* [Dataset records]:
>> Start

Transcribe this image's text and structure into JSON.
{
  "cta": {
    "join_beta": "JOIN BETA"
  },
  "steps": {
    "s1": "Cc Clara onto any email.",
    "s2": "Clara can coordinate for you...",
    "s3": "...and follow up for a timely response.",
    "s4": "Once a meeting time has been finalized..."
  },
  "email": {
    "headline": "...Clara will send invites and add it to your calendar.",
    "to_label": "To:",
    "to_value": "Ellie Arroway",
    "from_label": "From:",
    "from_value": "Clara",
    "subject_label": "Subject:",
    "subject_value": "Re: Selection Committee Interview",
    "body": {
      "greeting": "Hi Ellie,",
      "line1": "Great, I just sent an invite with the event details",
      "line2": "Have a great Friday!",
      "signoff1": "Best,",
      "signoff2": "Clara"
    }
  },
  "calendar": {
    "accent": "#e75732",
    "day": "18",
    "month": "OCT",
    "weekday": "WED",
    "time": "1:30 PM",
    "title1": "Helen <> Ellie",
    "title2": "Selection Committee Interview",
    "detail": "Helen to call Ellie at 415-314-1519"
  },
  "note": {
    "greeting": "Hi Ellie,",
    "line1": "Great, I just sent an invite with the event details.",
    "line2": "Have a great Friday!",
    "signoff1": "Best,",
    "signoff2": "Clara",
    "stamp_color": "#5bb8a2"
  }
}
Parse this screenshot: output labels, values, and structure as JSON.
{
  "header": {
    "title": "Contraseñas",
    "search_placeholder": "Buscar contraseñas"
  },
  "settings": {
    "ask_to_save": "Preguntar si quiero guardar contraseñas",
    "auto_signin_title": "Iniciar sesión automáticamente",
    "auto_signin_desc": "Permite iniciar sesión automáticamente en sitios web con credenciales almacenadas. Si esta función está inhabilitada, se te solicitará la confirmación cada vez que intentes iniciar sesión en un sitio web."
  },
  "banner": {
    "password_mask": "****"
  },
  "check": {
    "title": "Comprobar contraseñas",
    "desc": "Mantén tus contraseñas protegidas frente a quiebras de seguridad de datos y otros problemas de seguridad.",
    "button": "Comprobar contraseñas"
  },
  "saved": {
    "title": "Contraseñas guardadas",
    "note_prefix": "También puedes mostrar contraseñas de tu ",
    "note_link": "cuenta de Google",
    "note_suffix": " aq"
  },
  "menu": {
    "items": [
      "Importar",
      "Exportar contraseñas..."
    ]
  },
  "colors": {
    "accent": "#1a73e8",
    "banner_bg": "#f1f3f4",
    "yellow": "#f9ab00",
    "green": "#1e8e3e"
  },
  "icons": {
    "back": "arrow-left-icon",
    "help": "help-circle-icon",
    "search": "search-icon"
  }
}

>> End

* [What the task asks]: Pull out and copy each line containing the string "just".

* [Result for this task]:
      "line1": "Great, I just sent an invite with the event details",
    "line1": "Great, I just sent an invite with the event details.",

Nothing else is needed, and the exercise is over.